> [Items]:
----------------
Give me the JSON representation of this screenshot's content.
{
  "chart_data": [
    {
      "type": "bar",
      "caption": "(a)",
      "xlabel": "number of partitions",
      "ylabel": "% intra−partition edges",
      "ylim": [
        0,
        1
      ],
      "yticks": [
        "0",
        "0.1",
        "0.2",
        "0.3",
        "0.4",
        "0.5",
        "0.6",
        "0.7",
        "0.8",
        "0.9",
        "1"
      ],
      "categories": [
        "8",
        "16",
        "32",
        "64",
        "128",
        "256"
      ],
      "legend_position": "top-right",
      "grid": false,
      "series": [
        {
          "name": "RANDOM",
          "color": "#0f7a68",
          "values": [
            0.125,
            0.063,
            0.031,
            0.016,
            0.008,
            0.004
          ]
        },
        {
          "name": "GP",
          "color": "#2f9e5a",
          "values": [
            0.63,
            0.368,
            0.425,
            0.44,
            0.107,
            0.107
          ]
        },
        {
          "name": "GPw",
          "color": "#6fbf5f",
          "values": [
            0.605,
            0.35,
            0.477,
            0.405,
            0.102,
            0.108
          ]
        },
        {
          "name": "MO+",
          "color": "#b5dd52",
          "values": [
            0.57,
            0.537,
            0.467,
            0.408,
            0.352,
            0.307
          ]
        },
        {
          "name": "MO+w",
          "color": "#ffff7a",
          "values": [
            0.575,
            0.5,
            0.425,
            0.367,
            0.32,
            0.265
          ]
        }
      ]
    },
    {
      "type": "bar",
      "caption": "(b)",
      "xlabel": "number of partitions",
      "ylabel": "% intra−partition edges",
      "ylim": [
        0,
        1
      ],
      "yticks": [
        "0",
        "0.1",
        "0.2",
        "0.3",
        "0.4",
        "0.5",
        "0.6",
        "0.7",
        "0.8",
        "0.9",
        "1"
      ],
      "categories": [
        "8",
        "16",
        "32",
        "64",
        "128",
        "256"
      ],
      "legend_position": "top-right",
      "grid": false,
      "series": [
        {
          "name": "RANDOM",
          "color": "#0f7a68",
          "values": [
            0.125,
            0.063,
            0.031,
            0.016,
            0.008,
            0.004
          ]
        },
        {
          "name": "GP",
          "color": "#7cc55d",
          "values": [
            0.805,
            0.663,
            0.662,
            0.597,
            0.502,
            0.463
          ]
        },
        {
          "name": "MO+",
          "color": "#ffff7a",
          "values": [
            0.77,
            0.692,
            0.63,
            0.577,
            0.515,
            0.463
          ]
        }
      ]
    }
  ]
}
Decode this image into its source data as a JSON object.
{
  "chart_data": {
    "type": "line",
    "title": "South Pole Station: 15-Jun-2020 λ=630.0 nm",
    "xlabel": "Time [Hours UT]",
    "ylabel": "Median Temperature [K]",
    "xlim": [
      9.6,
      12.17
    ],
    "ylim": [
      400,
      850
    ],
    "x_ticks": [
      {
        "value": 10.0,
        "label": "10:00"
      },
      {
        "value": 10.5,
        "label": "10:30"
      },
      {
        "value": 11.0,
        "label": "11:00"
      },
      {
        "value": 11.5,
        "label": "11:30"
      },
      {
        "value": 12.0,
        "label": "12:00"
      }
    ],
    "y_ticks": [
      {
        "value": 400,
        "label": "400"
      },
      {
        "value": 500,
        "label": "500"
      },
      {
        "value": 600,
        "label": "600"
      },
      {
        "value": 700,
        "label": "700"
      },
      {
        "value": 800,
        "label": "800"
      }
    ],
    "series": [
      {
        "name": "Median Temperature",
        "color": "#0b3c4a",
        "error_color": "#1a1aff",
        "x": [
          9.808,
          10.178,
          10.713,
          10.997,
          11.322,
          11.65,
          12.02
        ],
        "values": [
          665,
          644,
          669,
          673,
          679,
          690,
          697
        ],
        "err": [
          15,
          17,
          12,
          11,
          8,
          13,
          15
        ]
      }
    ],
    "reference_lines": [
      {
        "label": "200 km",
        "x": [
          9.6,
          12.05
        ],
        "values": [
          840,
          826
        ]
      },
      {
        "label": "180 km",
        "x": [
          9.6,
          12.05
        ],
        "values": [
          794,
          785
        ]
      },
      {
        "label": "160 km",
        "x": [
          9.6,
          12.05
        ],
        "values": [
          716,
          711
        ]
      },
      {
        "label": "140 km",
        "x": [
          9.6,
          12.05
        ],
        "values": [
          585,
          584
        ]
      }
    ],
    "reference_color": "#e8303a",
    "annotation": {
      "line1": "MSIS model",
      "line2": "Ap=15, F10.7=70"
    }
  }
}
----------------
> [The request]:
Extract the listing in its entirety and repeat it exactly.

> [Correct result]:
Give me the JSON representation of this screenshot's content.
{
  "chart_data": [
    {
      "type": "bar",
      "caption": "(a)",
      "xlabel": "number of partitions",
      "ylabel": "% intra−partition edges",
      "ylim": [
        0,
        1
      ],
      "yticks": [
        "0",
        "0.1",
        "0.2",
        "0.3",
        "0.4",
        "0.5",
        "0.6",
        "0.7",
        "0.8",
        "0.9",
        "1"
      ],
      "categories": [
        "8",
        "16",
        "32",
        "64",
        "128",
        "256"
      ],
      "legend_position": "top-right",
      "grid": false,
      "series": [
        {
          "name": "RANDOM",
          "color": "#0f7a68",
          "values": [
            0.125,
            0.063,
            0.031,
            0.016,
            0.008,
            0.004
          ]
        },
        {
          "name": "GP",
          "color": "#2f9e5a",
          "values": [
            0.63,
            0.368,
            0.425,
            0.44,
            0.107,
            0.107
          ]
        },
        {
          "name": "GPw",
          "color": "#6fbf5f",
          "values": [
            0.605,
            0.35,
            0.477,
            0.405,
            0.102,
            0.108
          ]
        },
        {
          "name": "MO+",
          "color": "#b5dd52",
          "values": [
            0.57,
            0.537,
            0.467,
            0.408,
            0.352,
            0.307
          ]
        },
        {
          "name": "MO+w",
          "color": "#ffff7a",
          "values": [
            0.575,
            0.5,
            0.425,
            0.367,
            0.32,
            0.265
          ]
        }
      ]
    },
    {
      "type": "bar",
      "caption": "(b)",
      "xlabel": "number of partitions",
      "ylabel": "% intra−partition edges",
      "ylim": [
        0,
        1
      ],
      "yticks": [
        "0",
        "0.1",
        "0.2",
        "0.3",
        "0.4",
        "0.5",
        "0.6",
        "0.7",
        "0.8",
        "0.9",
        "1"
      ],
      "categories": [
        "8",
        "16",
        "32",
        "64",
        "128",
        "256"
      ],
      "legend_position": "top-right",
      "grid": false,
      "series": [
        {
          "name": "RANDOM",
          "color": "#0f7a68",
          "values": [
            0.125,
            0.063,
            0.031,
            0.016,
            0.008,
            0.004
          ]
        },
        {
          "name": "GP",
          "color": "#7cc55d",
          "values": [
            0.805,
            0.663,
            0.662,
            0.597,
            0.502,
            0.463
          ]
        },
        {
          "name": "MO+",
          "color": "#ffff7a",
          "values": [
            0.77,
            0.692,
            0.63,
            0.577,
            0.515,
            0.463
          ]
        }
      ]
    }
  ]
}
Decode this image into its source data as a JSON object.
{
  "chart_data": {
    "type": "line",
    "title": "South Pole Station: 15-Jun-2020 λ=630.0 nm",
    "xlabel": "Time [Hours UT]",
    "ylabel": "Median Temperature [K]",
    "xlim": [
      9.6,
      12.17
    ],
    "ylim": [
      400,
      850
    ],
    "x_ticks": [
      {
        "value": 10.0,
        "label": "10:00"
      },
      {
        "value": 10.5,
        "label": "10:30"
      },
      {
        "value": 11.0,
        "label": "11:00"
      },
      {
        "value": 11.5,
        "label": "11:30"
      },
      {
        "value": 12.0,
        "label": "12:00"
      }
    ],
    "y_ticks": [
      {
        "value": 400,
        "label": "400"
      },
      {
        "value": 500,
        "label": "500"
      },
      {
        "value": 600,
        "label": "600"
      },
      {
        "value": 700,
        "label": "700"
      },
      {
        "value": 800,
        "label": "800"
      }
    ],
    "series": [
      {
        "name": "Median Temperature",
        "color": "#0b3c4a",
        "error_color": "#1a1aff",
        "x": [
          9.808,
          10.178,
          10.713,
          10.997,
          11.322,
          11.65,
          12.02
        ],
        "values": [
          665,
          644,
          669,
          673,
          679,
          690,
          697
        ],
        "err": [
          15,
          17,
          12,
          11,
          8,
          13,
          15
        ]
      }
    ],
    "reference_lines": [
      {
        "label": "200 km",
        "x": [
          9.6,
          12.05
        ],
        "values": [
          840,
          826
        ]
      },
      {
        "label": "180 km",
        "x": [
          9.6,
          12.05
        ],
        "values": [
          794,
          785
        ]
      },
      {
        "label": "160 km",
        "x": [
          9.6,
          12.05
        ],
        "values": [
          716,
          711
        ]
      },
      {
        "label": "140 km",
        "x": [
          9.6,
          12.05
        ],
        "values": [
          585,
          584
        ]
      }
    ],
    "reference_color": "#e8303a",
    "annotation": {
      "line1": "MSIS model",
      "line2": "Ap=15, F10.7=70"
    }
  }
}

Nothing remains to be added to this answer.